■ **GIVEN TASK**
Quote the listing in full, exactly as given, minus any pictures.

:::::

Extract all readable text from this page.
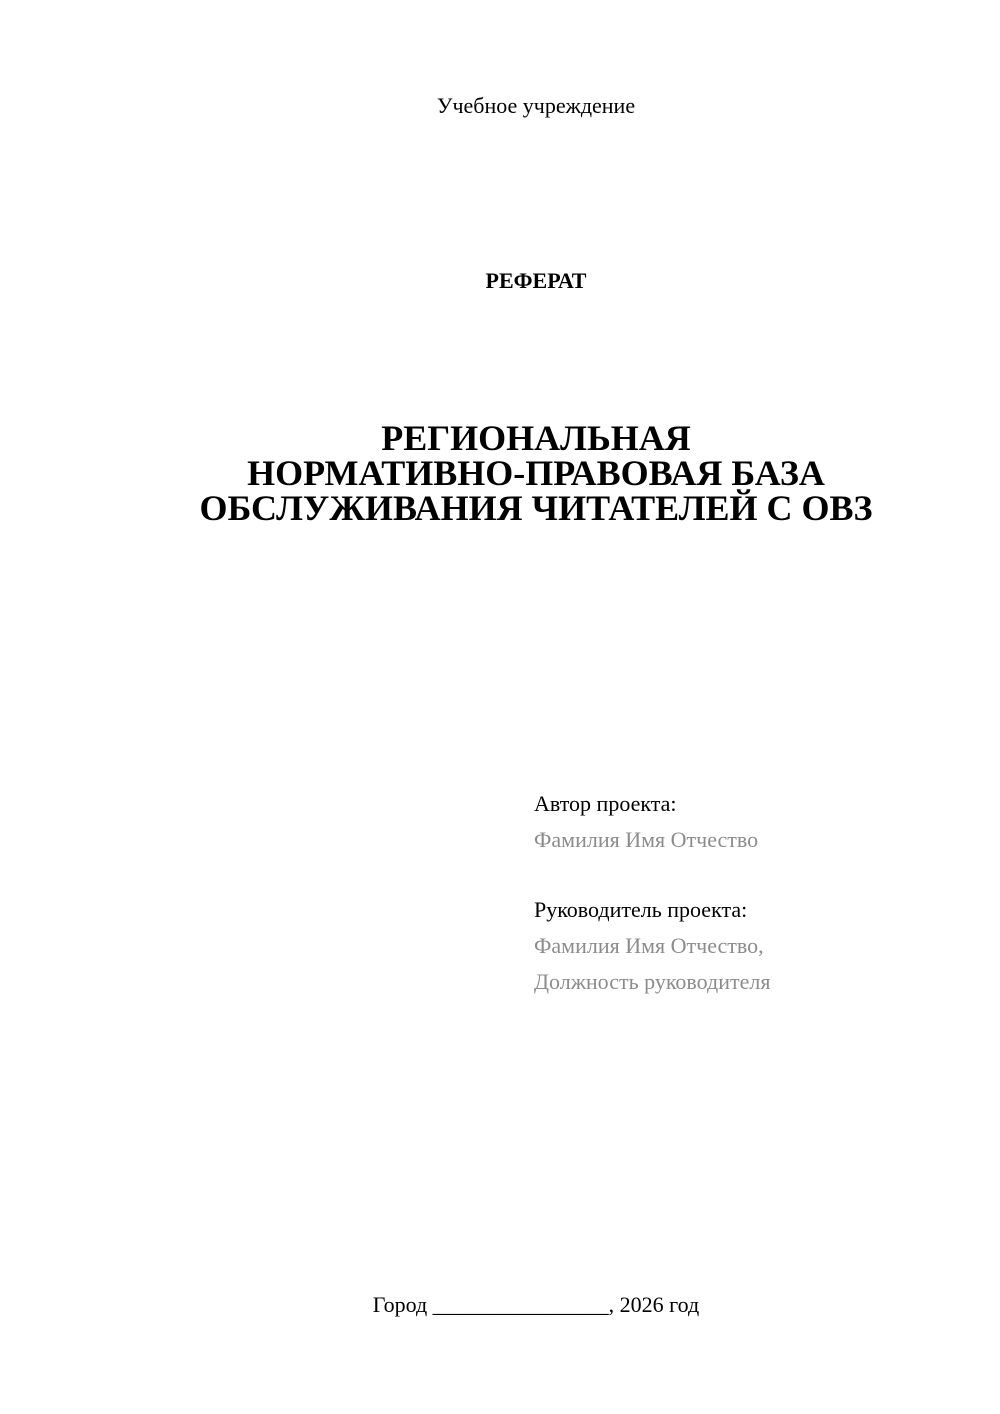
Учебное учреждение
РЕФЕРАТ
РЕГИОНАЛЬНАЯ
НОРМАТИВНО-ПРАВОВАЯ БАЗА
ОБСЛУЖИВАНИЯ ЧИТАТЕЛЕЙ С ОВЗ
Автор проекта:
Фамилия Имя Отчество
Руководитель проекта:
Фамилия Имя Отчество,
Должность руководителя
Город ________________, 2026 год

:::::

■ **EXERCISE RESULT**
Extract all readable text from this page.
Учебное учреждение
РЕФЕРАТ
РЕГИОНАЛЬНАЯ
НОРМАТИВНО-ПРАВОВАЯ БАЗА
ОБСЛУЖИВАНИЯ ЧИТАТЕЛЕЙ С ОВЗ
Автор проекта:
Фамилия Имя Отчество
Руководитель проекта:
Фамилия Имя Отчество,
Должность руководителя
Город ________________, 2026 год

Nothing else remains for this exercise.